### What to work on
Extract the text of every entry below exactly; leave images out.
————
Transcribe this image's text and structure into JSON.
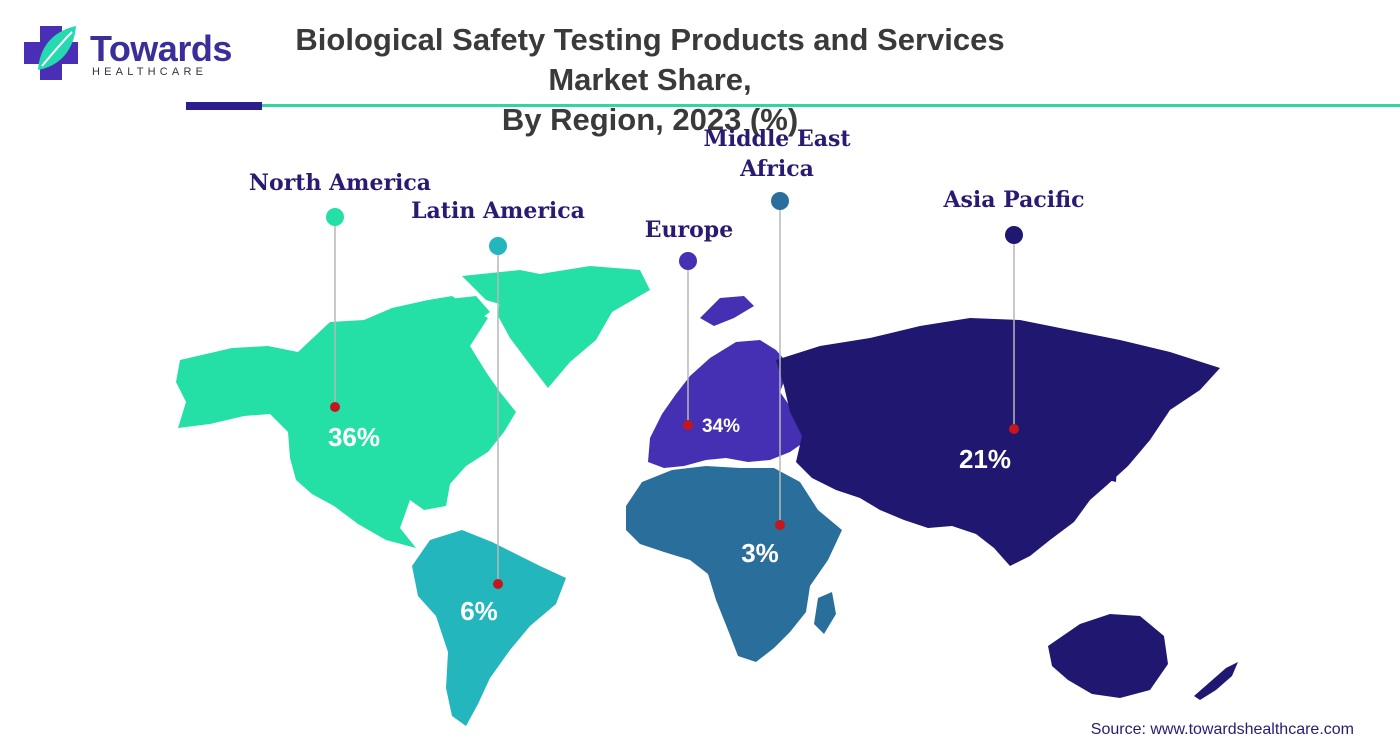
{
  "logo": {
    "name": "Towards",
    "sub": "HEALTHCARE"
  },
  "title_line1": "Biological Safety Testing Products and Services Market Share,",
  "title_line2": "By Region, 2023 (%)",
  "source": "Source: www.towardshealthcare.com",
  "colors": {
    "north_america": "#25e0a6",
    "latin_america": "#23b6bd",
    "europe": "#4530b3",
    "middle_east_africa": "#2a6e9b",
    "asia_pacific": "#1f1770",
    "marker": "#c4161c",
    "leader_line": "#b7b7b7"
  },
  "chart_data": {
    "type": "map",
    "title": "Biological Safety Testing Products and Services Market Share, By Region, 2023 (%)",
    "unit": "%",
    "regions": [
      {
        "name": "North America",
        "value": 36,
        "label": "36%"
      },
      {
        "name": "Latin America",
        "value": 6,
        "label": "6%"
      },
      {
        "name": "Europe",
        "value": 34,
        "label": "34%"
      },
      {
        "name": "Middle East Africa",
        "value": 3,
        "label": "3%"
      },
      {
        "name": "Asia Pacific",
        "value": 21,
        "label": "21%"
      }
    ]
  }
}
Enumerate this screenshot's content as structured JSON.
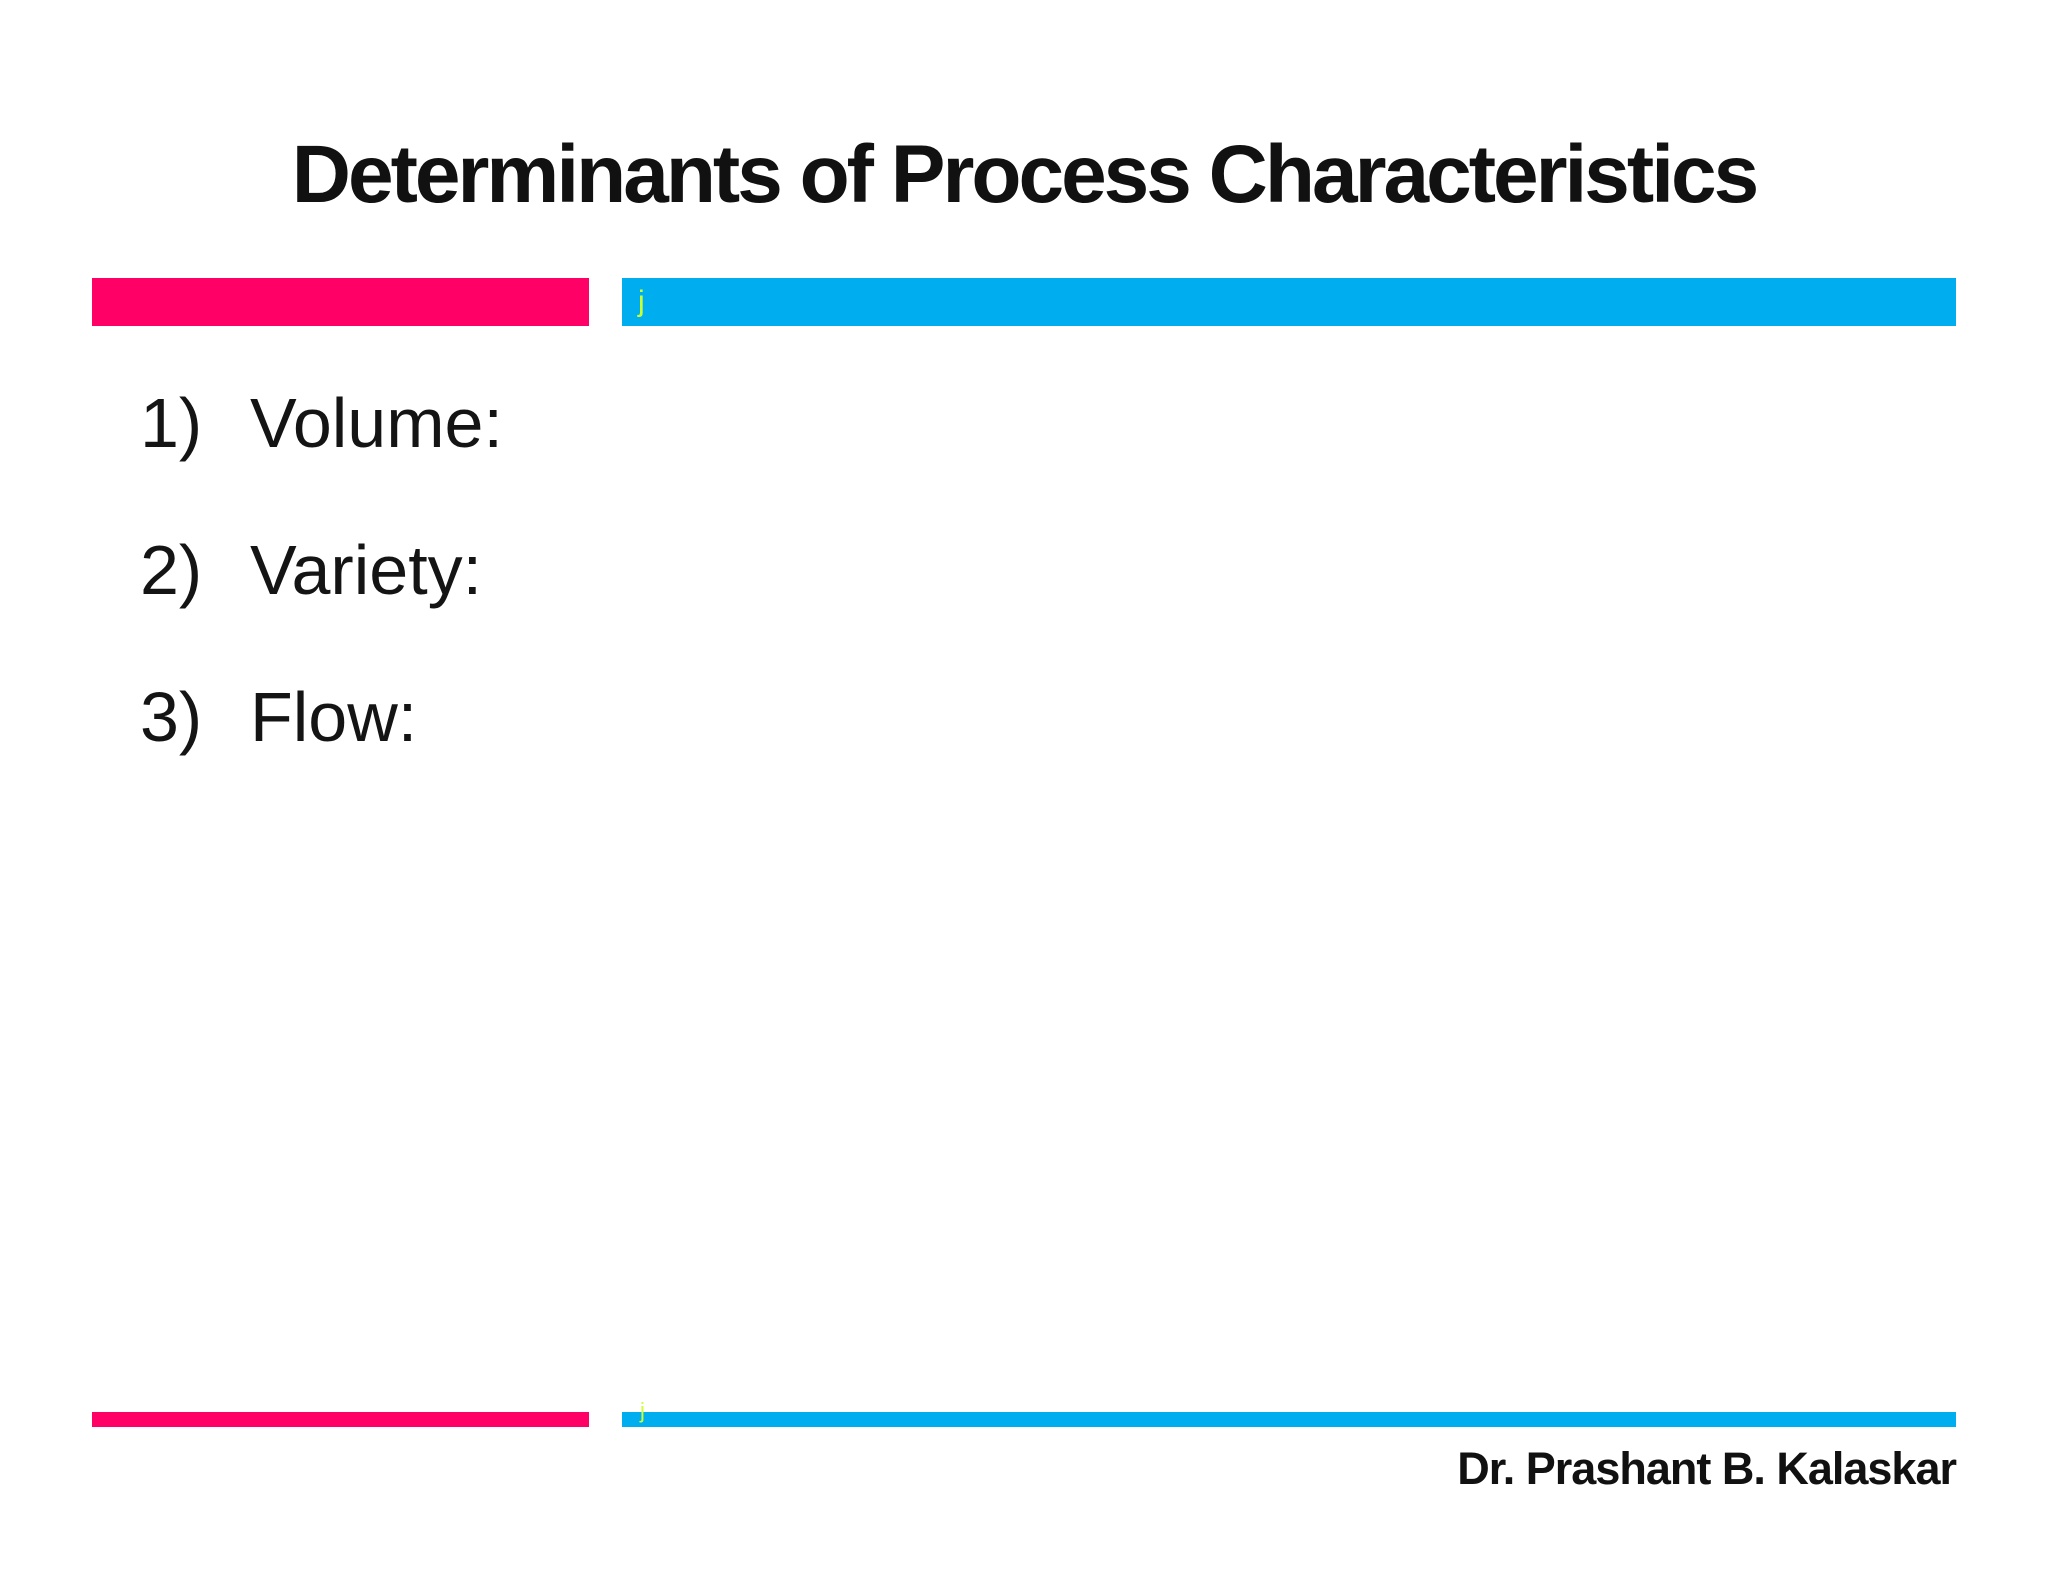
————
### Task result
Transcribe this image's text and structure into JSON.
{
  "logo": {
    "name": "Towards",
    "sub": "HEALTHCARE"
  },
  "title_line1": "Biological Safety Testing Products and Services Market Share,",
  "title_line2": "By Region, 2023 (%)",
  "source": "Source: www.towardshealthcare.com",
  "colors": {
    "north_america": "#25e0a6",
    "latin_america": "#23b6bd",
    "europe": "#4530b3",
    "middle_east_africa": "#2a6e9b",
    "asia_pacific": "#1f1770",
    "marker": "#c4161c",
    "leader_line": "#b7b7b7"
  },
  "chart_data": {
    "type": "map",
    "title": "Biological Safety Testing Products and Services Market Share, By Region, 2023 (%)",
    "unit": "%",
    "regions": [
      {
        "name": "North America",
        "value": 36,
        "label": "36%"
      },
      {
        "name": "Latin America",
        "value": 6,
        "label": "6%"
      },
      {
        "name": "Europe",
        "value": 34,
        "label": "34%"
      },
      {
        "name": "Middle East Africa",
        "value": 3,
        "label": "3%"
      },
      {
        "name": "Asia Pacific",
        "value": 21,
        "label": "21%"
      }
    ]
  }
}
Enumerate this screenshot's content as structured JSON.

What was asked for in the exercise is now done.